Durante i laboratori il dialogo tra insegnanti e corsisti si sviluppa in modo avvincente e fortemente operativo perché si esaminano fatti concreti del territorio, al fine di promuoverlo valorizzandone gli aspetti più intimi e significativi. Per il 2010 grande spazio verrà dedicato sia alla sensibilizzazione dei giovani al recepimento della CEP (ed è per questo motivo che è stato bandito un concorso letterario ad hoc nei diversi plessi scolastici dei Comuni dell’Alta Brianza) che all’analisi di ciò che è accaduto in quest’ultimo decennio in vista del X° anniversario della Convenzione sottoscritta a Firenze il 20 ottobre 2000 e legge dello Stato italiano (L. n° 14/06).

I colloqui sul Paesaggio 2004-2010
E’ finalità dell’Universitè d’Etè, quindi, salvaguardare non solo le tradizioni culturali, ma tutelare l’identità del paesaggio dalle grandi trasformazioni che investono i nostri territori e i luoghi dove abitiamo. Così è stato fin dalla prima edizione del 2004 quando i Colloqui di Arosio sul Paesaggio hanno illustrato, in un’ampia panoramica di interventi e di laboratori, che cosa può essere inteso con il termine Paesaggio che, di volta in volta, assume le accezioni più disparate (giuridiche, paesaggistiche, architettoniche, naturali, ecologiche, etc.). Si è pienamente consapevoli che in ciascuna regione si sono saputi elaborare nei secoli dei sistemi di utilizzo del territorio, modellati sulla conformazione naturale e geologica dell’ambiente, che assumono caratteri assolutamente originali e diversificati e che richiedono, oggi più che mai, uno sforzo di tutela che coinvolga, come sottolineato nella prima edizione del 2004, le popolazioni che vi risiedono e che rappresentano gli eredi di chi quel territorio ha creato, modellato e conservato in precedenza. Nella seconda edizione del 2005 abbiamo avuto modo di approfondire le conoscenze sulle realtà di Bellagio e della Foresta Demaniale dei Corni di Canzo. Con la terza edizione del 2006, i temi trattati hanno indagato sulle risorse rurali ed enogastronomiche, quali ricchezze per la valorizzazione del paesaggio. Nella quarta edizione del 2007 sono stati privilegiati i laboratori sulla filiera del benessere periurbano che coinvolge il mondo verde intorno alle grandi città proponendo soluzioni progettuali per accentuare la ricerca volta a migliorare non solo lo spazio per le tecniche di coltivazione, ma anche per accelerare ogni più opportuna azione sul territorio. Mentre nella quinta edizione 2008 è stata l’occasione di ricominciare dal verde perché la diversità vuol dire qualità e le aree verdi offrono molti benefici di carattere ambientale, nel contesto delle quali si sono inseriti elementi a carattere storico-culturale. E così, nella sesta edizione 2009 i paesaggi dell’alimentazione responsabile, dell’ospitalità e dell’enogastronomia sono stati affrontati in modo particolareggiato.
════════════════════
## [Obiettivo del compito]
Nel testo sui Colloqui sul Paesaggio, riscriva in forma di elenco il paragrafo che inizia con «E’ finalità dell’Universitè d’Etè», conservandone i fatti principali.

Dati di rilevamento del layout del documento:
════════════════════
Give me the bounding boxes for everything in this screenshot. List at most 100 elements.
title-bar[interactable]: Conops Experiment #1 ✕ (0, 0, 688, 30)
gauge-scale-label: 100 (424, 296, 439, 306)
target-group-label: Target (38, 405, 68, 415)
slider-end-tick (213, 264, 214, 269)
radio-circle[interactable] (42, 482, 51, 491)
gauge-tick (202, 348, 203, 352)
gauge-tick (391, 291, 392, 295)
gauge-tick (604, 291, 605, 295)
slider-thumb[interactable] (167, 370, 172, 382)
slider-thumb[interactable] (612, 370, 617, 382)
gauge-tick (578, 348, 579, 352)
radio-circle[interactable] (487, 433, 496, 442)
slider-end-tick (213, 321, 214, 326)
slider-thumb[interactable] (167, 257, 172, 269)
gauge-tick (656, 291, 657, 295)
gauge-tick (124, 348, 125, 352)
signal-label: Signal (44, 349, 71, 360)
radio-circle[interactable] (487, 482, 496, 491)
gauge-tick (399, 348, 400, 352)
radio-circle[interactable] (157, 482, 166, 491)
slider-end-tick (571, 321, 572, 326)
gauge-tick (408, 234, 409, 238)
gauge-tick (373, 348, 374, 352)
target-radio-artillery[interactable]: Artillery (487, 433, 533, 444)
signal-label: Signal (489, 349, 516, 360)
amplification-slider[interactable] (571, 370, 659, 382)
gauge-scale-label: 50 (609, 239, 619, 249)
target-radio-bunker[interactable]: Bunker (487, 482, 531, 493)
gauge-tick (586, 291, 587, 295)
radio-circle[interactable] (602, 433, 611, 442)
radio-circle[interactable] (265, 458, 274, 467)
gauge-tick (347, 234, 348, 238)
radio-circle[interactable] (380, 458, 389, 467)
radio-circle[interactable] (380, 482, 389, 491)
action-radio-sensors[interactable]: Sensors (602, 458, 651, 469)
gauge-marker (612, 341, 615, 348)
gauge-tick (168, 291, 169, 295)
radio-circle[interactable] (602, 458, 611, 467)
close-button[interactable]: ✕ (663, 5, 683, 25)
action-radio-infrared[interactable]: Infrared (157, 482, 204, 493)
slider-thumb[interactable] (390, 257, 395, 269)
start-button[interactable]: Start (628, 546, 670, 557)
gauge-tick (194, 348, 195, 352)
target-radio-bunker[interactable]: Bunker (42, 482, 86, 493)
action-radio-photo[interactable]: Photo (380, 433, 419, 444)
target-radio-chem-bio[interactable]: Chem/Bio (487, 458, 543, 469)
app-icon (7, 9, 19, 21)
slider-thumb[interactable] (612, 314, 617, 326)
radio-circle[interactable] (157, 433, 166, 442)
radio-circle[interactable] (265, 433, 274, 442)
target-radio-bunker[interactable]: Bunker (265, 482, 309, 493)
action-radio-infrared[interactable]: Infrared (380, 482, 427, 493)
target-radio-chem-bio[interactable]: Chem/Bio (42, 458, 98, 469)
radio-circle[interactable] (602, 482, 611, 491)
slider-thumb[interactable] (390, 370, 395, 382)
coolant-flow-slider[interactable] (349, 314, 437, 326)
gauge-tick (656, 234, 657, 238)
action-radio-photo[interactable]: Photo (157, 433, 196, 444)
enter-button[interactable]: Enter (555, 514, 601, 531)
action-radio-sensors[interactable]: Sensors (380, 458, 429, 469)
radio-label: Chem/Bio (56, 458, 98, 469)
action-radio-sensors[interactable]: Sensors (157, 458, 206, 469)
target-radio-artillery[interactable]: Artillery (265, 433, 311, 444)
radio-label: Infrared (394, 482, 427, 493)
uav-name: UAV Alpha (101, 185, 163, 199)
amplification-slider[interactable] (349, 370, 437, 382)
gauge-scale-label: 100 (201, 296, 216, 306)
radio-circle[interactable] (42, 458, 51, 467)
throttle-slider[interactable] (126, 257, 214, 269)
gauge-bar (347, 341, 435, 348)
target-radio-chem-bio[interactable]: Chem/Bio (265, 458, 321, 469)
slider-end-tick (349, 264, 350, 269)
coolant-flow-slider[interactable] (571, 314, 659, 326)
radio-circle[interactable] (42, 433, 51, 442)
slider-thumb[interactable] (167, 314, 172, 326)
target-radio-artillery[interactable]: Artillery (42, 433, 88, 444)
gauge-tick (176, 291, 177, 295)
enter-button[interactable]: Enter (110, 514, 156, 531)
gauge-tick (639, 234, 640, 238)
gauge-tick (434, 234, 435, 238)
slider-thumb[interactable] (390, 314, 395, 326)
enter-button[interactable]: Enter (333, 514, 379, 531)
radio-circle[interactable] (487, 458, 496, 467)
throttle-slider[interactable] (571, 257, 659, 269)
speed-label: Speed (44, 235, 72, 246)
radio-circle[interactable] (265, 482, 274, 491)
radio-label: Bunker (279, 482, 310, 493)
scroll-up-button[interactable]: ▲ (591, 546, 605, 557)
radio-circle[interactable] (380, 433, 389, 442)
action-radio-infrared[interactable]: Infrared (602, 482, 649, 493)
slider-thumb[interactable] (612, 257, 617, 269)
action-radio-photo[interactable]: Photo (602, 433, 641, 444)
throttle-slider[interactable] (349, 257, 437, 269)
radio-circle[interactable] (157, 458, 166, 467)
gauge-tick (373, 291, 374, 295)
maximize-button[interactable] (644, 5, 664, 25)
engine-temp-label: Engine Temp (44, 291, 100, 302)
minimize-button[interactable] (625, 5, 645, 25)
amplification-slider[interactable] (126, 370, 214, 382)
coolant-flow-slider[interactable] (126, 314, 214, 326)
════════════════════
## [Compito svolto]
- Finalità dell’Universitè d’Etè: salvaguardare le tradizioni culturali e tutelare l’identità del paesaggio dalle grandi trasformazioni che investono i territori e i luoghi abitati.
- 2004, prima edizione: i Colloqui di Arosio sul Paesaggio hanno illustrato, con interventi e laboratori, le diverse accezioni del termine Paesaggio (giuridiche, paesaggistiche, architettoniche, naturali, ecologiche). Hanno inoltre sottolineato che la tutela dei sistemi di utilizzo del territorio elaborati nei secoli in ciascuna regione deve coinvolgere le popolazioni che vi risiedono.
- 2005, seconda edizione: approfondimento delle realtà di Bellagio e della Foresta Demaniale dei Corni di Canzo.
- 2006, terza edizione: le risorse rurali ed enogastronomiche come ricchezze per la valorizzazione del paesaggio.
- 2007, quarta edizione: laboratori sulla filiera del benessere periurbano, con soluzioni progettuali per il verde intorno alle grandi città.
- 2008, quinta edizione: ricominciare dal verde, per i benefici ambientali delle aree verdi, con l’inserimento di elementi storico-culturali.
- 2009, sesta edizione: trattazione dettagliata dei paesaggi dell’alimentazione responsabile, dell’ospitalità e dell’enogastronomia.